+++ Entries supplied

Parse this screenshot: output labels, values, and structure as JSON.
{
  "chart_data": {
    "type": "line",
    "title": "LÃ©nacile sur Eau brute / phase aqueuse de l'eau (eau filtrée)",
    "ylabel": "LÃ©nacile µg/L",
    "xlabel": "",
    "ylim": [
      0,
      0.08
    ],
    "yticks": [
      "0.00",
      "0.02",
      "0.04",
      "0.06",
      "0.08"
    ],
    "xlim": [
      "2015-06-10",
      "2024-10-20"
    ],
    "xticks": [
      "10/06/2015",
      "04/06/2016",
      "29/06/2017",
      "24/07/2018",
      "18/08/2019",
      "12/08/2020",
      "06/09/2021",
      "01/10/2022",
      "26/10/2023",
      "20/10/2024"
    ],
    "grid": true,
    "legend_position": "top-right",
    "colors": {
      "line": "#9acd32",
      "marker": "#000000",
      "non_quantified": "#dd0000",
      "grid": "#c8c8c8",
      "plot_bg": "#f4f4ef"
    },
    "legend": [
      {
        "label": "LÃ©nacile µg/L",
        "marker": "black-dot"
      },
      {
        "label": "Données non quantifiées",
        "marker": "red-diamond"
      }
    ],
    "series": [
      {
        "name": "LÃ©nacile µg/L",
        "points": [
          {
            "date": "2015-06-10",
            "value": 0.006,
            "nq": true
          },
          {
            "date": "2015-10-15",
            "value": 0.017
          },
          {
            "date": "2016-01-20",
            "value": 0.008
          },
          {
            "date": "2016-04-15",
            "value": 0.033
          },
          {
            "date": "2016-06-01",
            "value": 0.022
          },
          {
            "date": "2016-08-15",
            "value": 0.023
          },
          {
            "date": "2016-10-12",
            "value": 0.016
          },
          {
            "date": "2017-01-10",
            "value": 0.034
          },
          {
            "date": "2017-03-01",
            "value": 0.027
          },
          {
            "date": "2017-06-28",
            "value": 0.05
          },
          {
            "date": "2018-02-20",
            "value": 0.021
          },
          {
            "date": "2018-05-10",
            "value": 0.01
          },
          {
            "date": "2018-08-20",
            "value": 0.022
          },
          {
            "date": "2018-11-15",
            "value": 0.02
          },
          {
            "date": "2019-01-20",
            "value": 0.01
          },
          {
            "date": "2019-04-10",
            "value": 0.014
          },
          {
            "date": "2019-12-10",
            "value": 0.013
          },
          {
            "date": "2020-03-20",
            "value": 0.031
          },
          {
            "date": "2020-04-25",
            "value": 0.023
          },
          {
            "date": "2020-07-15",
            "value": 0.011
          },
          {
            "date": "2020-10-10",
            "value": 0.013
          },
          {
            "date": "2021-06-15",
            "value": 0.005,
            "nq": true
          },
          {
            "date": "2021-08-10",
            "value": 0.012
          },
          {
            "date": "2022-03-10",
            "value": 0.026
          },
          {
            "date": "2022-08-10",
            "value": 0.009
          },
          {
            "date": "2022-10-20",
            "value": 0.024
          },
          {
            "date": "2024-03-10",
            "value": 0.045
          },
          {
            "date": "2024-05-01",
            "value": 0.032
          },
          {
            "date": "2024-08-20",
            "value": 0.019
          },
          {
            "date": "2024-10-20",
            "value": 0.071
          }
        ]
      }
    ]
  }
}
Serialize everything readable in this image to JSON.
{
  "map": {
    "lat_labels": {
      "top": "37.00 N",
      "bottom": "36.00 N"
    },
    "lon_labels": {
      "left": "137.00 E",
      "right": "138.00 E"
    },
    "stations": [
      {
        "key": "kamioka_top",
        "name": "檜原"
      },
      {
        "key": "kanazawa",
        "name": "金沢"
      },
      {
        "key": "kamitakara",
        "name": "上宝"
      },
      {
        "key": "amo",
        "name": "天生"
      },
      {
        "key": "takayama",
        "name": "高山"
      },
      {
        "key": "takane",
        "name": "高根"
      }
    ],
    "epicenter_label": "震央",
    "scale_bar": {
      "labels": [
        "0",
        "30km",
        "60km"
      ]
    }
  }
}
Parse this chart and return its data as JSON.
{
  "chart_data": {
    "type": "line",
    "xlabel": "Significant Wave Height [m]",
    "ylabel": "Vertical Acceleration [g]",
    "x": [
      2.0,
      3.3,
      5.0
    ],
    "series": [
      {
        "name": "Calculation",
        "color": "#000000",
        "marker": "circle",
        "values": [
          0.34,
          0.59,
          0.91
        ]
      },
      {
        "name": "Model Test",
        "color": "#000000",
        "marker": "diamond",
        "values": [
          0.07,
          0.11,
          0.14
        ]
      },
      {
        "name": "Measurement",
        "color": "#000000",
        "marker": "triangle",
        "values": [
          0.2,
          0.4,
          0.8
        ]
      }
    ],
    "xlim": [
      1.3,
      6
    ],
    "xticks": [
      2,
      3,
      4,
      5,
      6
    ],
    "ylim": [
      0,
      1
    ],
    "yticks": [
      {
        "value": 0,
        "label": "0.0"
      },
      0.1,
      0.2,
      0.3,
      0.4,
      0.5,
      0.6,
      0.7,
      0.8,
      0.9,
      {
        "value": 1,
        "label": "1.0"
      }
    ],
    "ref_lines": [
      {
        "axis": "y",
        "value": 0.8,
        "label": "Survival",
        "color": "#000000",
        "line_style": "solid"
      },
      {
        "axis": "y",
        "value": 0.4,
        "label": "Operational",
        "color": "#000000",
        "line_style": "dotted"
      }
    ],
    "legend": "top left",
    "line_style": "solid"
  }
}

++++++

## Written exercise
Extract every line above exactly as it stands.

## Reply to the task
Parse this screenshot: output labels, values, and structure as JSON.
{
  "chart_data": {
    "type": "line",
    "title": "LÃ©nacile sur Eau brute / phase aqueuse de l'eau (eau filtrée)",
    "ylabel": "LÃ©nacile µg/L",
    "xlabel": "",
    "ylim": [
      0,
      0.08
    ],
    "yticks": [
      "0.00",
      "0.02",
      "0.04",
      "0.06",
      "0.08"
    ],
    "xlim": [
      "2015-06-10",
      "2024-10-20"
    ],
    "xticks": [
      "10/06/2015",
      "04/06/2016",
      "29/06/2017",
      "24/07/2018",
      "18/08/2019",
      "12/08/2020",
      "06/09/2021",
      "01/10/2022",
      "26/10/2023",
      "20/10/2024"
    ],
    "grid": true,
    "legend_position": "top-right",
    "colors": {
      "line": "#9acd32",
      "marker": "#000000",
      "non_quantified": "#dd0000",
      "grid": "#c8c8c8",
      "plot_bg": "#f4f4ef"
    },
    "legend": [
      {
        "label": "LÃ©nacile µg/L",
        "marker": "black-dot"
      },
      {
        "label": "Données non quantifiées",
        "marker": "red-diamond"
      }
    ],
    "series": [
      {
        "name": "LÃ©nacile µg/L",
        "points": [
          {
            "date": "2015-06-10",
            "value": 0.006,
            "nq": true
          },
          {
            "date": "2015-10-15",
            "value": 0.017
          },
          {
            "date": "2016-01-20",
            "value": 0.008
          },
          {
            "date": "2016-04-15",
            "value": 0.033
          },
          {
            "date": "2016-06-01",
            "value": 0.022
          },
          {
            "date": "2016-08-15",
            "value": 0.023
          },
          {
            "date": "2016-10-12",
            "value": 0.016
          },
          {
            "date": "2017-01-10",
            "value": 0.034
          },
          {
            "date": "2017-03-01",
            "value": 0.027
          },
          {
            "date": "2017-06-28",
            "value": 0.05
          },
          {
            "date": "2018-02-20",
            "value": 0.021
          },
          {
            "date": "2018-05-10",
            "value": 0.01
          },
          {
            "date": "2018-08-20",
            "value": 0.022
          },
          {
            "date": "2018-11-15",
            "value": 0.02
          },
          {
            "date": "2019-01-20",
            "value": 0.01
          },
          {
            "date": "2019-04-10",
            "value": 0.014
          },
          {
            "date": "2019-12-10",
            "value": 0.013
          },
          {
            "date": "2020-03-20",
            "value": 0.031
          },
          {
            "date": "2020-04-25",
            "value": 0.023
          },
          {
            "date": "2020-07-15",
            "value": 0.011
          },
          {
            "date": "2020-10-10",
            "value": 0.013
          },
          {
            "date": "2021-06-15",
            "value": 0.005,
            "nq": true
          },
          {
            "date": "2021-08-10",
            "value": 0.012
          },
          {
            "date": "2022-03-10",
            "value": 0.026
          },
          {
            "date": "2022-08-10",
            "value": 0.009
          },
          {
            "date": "2022-10-20",
            "value": 0.024
          },
          {
            "date": "2024-03-10",
            "value": 0.045
          },
          {
            "date": "2024-05-01",
            "value": 0.032
          },
          {
            "date": "2024-08-20",
            "value": 0.019
          },
          {
            "date": "2024-10-20",
            "value": 0.071
          }
        ]
      }
    ]
  }
}
Serialize everything readable in this image to JSON.
{
  "map": {
    "lat_labels": {
      "top": "37.00 N",
      "bottom": "36.00 N"
    },
    "lon_labels": {
      "left": "137.00 E",
      "right": "138.00 E"
    },
    "stations": [
      {
        "key": "kamioka_top",
        "name": "檜原"
      },
      {
        "key": "kanazawa",
        "name": "金沢"
      },
      {
        "key": "kamitakara",
        "name": "上宝"
      },
      {
        "key": "amo",
        "name": "天生"
      },
      {
        "key": "takayama",
        "name": "高山"
      },
      {
        "key": "takane",
        "name": "高根"
      }
    ],
    "epicenter_label": "震央",
    "scale_bar": {
      "labels": [
        "0",
        "30km",
        "60km"
      ]
    }
  }
}
Parse this chart and return its data as JSON.
{
  "chart_data": {
    "type": "line",
    "xlabel": "Significant Wave Height [m]",
    "ylabel": "Vertical Acceleration [g]",
    "x": [
      2.0,
      3.3,
      5.0
    ],
    "series": [
      {
        "name": "Calculation",
        "color": "#000000",
        "marker": "circle",
        "values": [
          0.34,
          0.59,
          0.91
        ]
      },
      {
        "name": "Model Test",
        "color": "#000000",
        "marker": "diamond",
        "values": [
          0.07,
          0.11,
          0.14
        ]
      },
      {
        "name": "Measurement",
        "color": "#000000",
        "marker": "triangle",
        "values": [
          0.2,
          0.4,
          0.8
        ]
      }
    ],
    "xlim": [
      1.3,
      6
    ],
    "xticks": [
      2,
      3,
      4,
      5,
      6
    ],
    "ylim": [
      0,
      1
    ],
    "yticks": [
      {
        "value": 0,
        "label": "0.0"
      },
      0.1,
      0.2,
      0.3,
      0.4,
      0.5,
      0.6,
      0.7,
      0.8,
      0.9,
      {
        "value": 1,
        "label": "1.0"
      }
    ],
    "ref_lines": [
      {
        "axis": "y",
        "value": 0.8,
        "label": "Survival",
        "color": "#000000",
        "line_style": "solid"
      },
      {
        "axis": "y",
        "value": 0.4,
        "label": "Operational",
        "color": "#000000",
        "line_style": "dotted"
      }
    ],
    "legend": "top left",
    "line_style": "solid"
  }
}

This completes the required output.